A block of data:
┄┄┄┄┄┄┄┄┄┄

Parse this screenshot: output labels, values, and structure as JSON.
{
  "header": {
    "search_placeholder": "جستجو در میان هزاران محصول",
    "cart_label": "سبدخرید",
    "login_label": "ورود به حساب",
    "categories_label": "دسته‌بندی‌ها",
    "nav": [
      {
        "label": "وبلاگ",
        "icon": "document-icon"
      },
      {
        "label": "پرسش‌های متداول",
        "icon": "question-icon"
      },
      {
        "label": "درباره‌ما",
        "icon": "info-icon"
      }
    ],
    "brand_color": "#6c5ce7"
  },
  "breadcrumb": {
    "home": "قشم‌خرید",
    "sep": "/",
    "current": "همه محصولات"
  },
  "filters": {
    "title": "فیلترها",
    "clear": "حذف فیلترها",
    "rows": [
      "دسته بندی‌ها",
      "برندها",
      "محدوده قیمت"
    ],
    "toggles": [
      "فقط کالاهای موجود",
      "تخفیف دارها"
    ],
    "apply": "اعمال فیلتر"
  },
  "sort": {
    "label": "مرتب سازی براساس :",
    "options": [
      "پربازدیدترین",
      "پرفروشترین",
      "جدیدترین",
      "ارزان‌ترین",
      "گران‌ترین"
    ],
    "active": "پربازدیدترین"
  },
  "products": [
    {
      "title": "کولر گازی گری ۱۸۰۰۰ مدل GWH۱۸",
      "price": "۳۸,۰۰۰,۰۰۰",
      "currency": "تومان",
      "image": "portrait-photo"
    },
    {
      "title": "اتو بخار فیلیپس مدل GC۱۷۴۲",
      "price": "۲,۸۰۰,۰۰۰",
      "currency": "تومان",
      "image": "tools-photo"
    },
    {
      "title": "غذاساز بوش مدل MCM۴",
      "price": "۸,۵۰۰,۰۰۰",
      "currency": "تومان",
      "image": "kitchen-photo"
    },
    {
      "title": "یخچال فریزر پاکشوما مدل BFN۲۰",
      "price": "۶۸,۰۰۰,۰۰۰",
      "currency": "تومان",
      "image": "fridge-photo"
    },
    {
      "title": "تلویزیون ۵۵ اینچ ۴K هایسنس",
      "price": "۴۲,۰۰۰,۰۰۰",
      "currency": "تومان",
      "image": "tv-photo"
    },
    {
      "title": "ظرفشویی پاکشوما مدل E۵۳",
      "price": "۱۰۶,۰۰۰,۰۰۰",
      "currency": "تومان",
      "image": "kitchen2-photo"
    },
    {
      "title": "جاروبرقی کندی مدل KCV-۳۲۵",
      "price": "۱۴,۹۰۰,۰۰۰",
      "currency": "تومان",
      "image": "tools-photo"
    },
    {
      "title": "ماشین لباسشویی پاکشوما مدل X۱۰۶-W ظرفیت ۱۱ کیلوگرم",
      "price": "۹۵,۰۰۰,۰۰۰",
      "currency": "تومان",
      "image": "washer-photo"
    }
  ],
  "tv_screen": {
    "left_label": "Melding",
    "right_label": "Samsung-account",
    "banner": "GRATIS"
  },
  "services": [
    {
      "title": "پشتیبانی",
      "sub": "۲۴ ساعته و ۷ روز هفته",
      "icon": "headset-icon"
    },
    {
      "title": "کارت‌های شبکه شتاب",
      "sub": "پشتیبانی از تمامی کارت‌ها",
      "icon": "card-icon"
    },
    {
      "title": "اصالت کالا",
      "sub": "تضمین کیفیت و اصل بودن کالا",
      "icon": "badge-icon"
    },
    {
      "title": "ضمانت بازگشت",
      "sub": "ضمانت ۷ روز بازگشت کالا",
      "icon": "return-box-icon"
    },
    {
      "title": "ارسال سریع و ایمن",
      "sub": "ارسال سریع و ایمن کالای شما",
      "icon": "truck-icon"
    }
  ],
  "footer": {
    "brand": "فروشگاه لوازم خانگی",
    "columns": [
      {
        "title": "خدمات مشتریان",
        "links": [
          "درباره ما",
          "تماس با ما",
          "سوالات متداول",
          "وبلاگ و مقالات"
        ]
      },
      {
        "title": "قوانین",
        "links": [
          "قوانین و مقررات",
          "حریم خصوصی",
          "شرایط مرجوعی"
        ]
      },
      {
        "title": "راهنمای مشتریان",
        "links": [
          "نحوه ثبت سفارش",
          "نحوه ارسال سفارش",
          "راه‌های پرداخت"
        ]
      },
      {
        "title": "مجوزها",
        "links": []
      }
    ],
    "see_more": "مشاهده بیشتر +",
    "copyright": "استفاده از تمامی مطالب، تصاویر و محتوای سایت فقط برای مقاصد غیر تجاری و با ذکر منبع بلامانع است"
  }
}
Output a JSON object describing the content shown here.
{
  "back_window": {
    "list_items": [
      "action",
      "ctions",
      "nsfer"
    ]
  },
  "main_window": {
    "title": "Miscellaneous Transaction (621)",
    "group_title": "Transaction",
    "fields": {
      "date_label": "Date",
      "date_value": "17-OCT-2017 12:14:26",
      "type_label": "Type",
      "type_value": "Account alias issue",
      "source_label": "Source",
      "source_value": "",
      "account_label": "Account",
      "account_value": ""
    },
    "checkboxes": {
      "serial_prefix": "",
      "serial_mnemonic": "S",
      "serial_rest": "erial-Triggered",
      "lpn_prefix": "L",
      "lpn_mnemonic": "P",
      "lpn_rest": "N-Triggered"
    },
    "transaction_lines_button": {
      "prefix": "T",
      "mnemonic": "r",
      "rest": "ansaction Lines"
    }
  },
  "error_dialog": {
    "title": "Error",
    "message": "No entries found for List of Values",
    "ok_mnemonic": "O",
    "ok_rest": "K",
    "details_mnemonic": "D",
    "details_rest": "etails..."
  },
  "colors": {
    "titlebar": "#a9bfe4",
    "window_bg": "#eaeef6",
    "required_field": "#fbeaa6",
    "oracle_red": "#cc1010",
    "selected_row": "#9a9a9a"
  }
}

┄┄┄┄┄┄┄┄┄┄

Do this: Write out all of the records once more, exactly.

Answer for the task:
Parse this screenshot: output labels, values, and structure as JSON.
{
  "header": {
    "search_placeholder": "جستجو در میان هزاران محصول",
    "cart_label": "سبدخرید",
    "login_label": "ورود به حساب",
    "categories_label": "دسته‌بندی‌ها",
    "nav": [
      {
        "label": "وبلاگ",
        "icon": "document-icon"
      },
      {
        "label": "پرسش‌های متداول",
        "icon": "question-icon"
      },
      {
        "label": "درباره‌ما",
        "icon": "info-icon"
      }
    ],
    "brand_color": "#6c5ce7"
  },
  "breadcrumb": {
    "home": "قشم‌خرید",
    "sep": "/",
    "current": "همه محصولات"
  },
  "filters": {
    "title": "فیلترها",
    "clear": "حذف فیلترها",
    "rows": [
      "دسته بندی‌ها",
      "برندها",
      "محدوده قیمت"
    ],
    "toggles": [
      "فقط کالاهای موجود",
      "تخفیف دارها"
    ],
    "apply": "اعمال فیلتر"
  },
  "sort": {
    "label": "مرتب سازی براساس :",
    "options": [
      "پربازدیدترین",
      "پرفروشترین",
      "جدیدترین",
      "ارزان‌ترین",
      "گران‌ترین"
    ],
    "active": "پربازدیدترین"
  },
  "products": [
    {
      "title": "کولر گازی گری ۱۸۰۰۰ مدل GWH۱۸",
      "price": "۳۸,۰۰۰,۰۰۰",
      "currency": "تومان",
      "image": "portrait-photo"
    },
    {
      "title": "اتو بخار فیلیپس مدل GC۱۷۴۲",
      "price": "۲,۸۰۰,۰۰۰",
      "currency": "تومان",
      "image": "tools-photo"
    },
    {
      "title": "غذاساز بوش مدل MCM۴",
      "price": "۸,۵۰۰,۰۰۰",
      "currency": "تومان",
      "image": "kitchen-photo"
    },
    {
      "title": "یخچال فریزر پاکشوما مدل BFN۲۰",
      "price": "۶۸,۰۰۰,۰۰۰",
      "currency": "تومان",
      "image": "fridge-photo"
    },
    {
      "title": "تلویزیون ۵۵ اینچ ۴K هایسنس",
      "price": "۴۲,۰۰۰,۰۰۰",
      "currency": "تومان",
      "image": "tv-photo"
    },
    {
      "title": "ظرفشویی پاکشوما مدل E۵۳",
      "price": "۱۰۶,۰۰۰,۰۰۰",
      "currency": "تومان",
      "image": "kitchen2-photo"
    },
    {
      "title": "جاروبرقی کندی مدل KCV-۳۲۵",
      "price": "۱۴,۹۰۰,۰۰۰",
      "currency": "تومان",
      "image": "tools-photo"
    },
    {
      "title": "ماشین لباسشویی پاکشوما مدل X۱۰۶-W ظرفیت ۱۱ کیلوگرم",
      "price": "۹۵,۰۰۰,۰۰۰",
      "currency": "تومان",
      "image": "washer-photo"
    }
  ],
  "tv_screen": {
    "left_label": "Melding",
    "right_label": "Samsung-account",
    "banner": "GRATIS"
  },
  "services": [
    {
      "title": "پشتیبانی",
      "sub": "۲۴ ساعته و ۷ روز هفته",
      "icon": "headset-icon"
    },
    {
      "title": "کارت‌های شبکه شتاب",
      "sub": "پشتیبانی از تمامی کارت‌ها",
      "icon": "card-icon"
    },
    {
      "title": "اصالت کالا",
      "sub": "تضمین کیفیت و اصل بودن کالا",
      "icon": "badge-icon"
    },
    {
      "title": "ضمانت بازگشت",
      "sub": "ضمانت ۷ روز بازگشت کالا",
      "icon": "return-box-icon"
    },
    {
      "title": "ارسال سریع و ایمن",
      "sub": "ارسال سریع و ایمن کالای شما",
      "icon": "truck-icon"
    }
  ],
  "footer": {
    "brand": "فروشگاه لوازم خانگی",
    "columns": [
      {
        "title": "خدمات مشتریان",
        "links": [
          "درباره ما",
          "تماس با ما",
          "سوالات متداول",
          "وبلاگ و مقالات"
        ]
      },
      {
        "title": "قوانین",
        "links": [
          "قوانین و مقررات",
          "حریم خصوصی",
          "شرایط مرجوعی"
        ]
      },
      {
        "title": "راهنمای مشتریان",
        "links": [
          "نحوه ثبت سفارش",
          "نحوه ارسال سفارش",
          "راه‌های پرداخت"
        ]
      },
      {
        "title": "مجوزها",
        "links": []
      }
    ],
    "see_more": "مشاهده بیشتر +",
    "copyright": "استفاده از تمامی مطالب، تصاویر و محتوای سایت فقط برای مقاصد غیر تجاری و با ذکر منبع بلامانع است"
  }
}
Output a JSON object describing the content shown here.
{
  "back_window": {
    "list_items": [
      "action",
      "ctions",
      "nsfer"
    ]
  },
  "main_window": {
    "title": "Miscellaneous Transaction (621)",
    "group_title": "Transaction",
    "fields": {
      "date_label": "Date",
      "date_value": "17-OCT-2017 12:14:26",
      "type_label": "Type",
      "type_value": "Account alias issue",
      "source_label": "Source",
      "source_value": "",
      "account_label": "Account",
      "account_value": ""
    },
    "checkboxes": {
      "serial_prefix": "",
      "serial_mnemonic": "S",
      "serial_rest": "erial-Triggered",
      "lpn_prefix": "L",
      "lpn_mnemonic": "P",
      "lpn_rest": "N-Triggered"
    },
    "transaction_lines_button": {
      "prefix": "T",
      "mnemonic": "r",
      "rest": "ansaction Lines"
    }
  },
  "error_dialog": {
    "title": "Error",
    "message": "No entries found for List of Values",
    "ok_mnemonic": "O",
    "ok_rest": "K",
    "details_mnemonic": "D",
    "details_rest": "etails..."
  },
  "colors": {
    "titlebar": "#a9bfe4",
    "window_bg": "#eaeef6",
    "required_field": "#fbeaa6",
    "oracle_red": "#cc1010",
    "selected_row": "#9a9a9a"
  }
}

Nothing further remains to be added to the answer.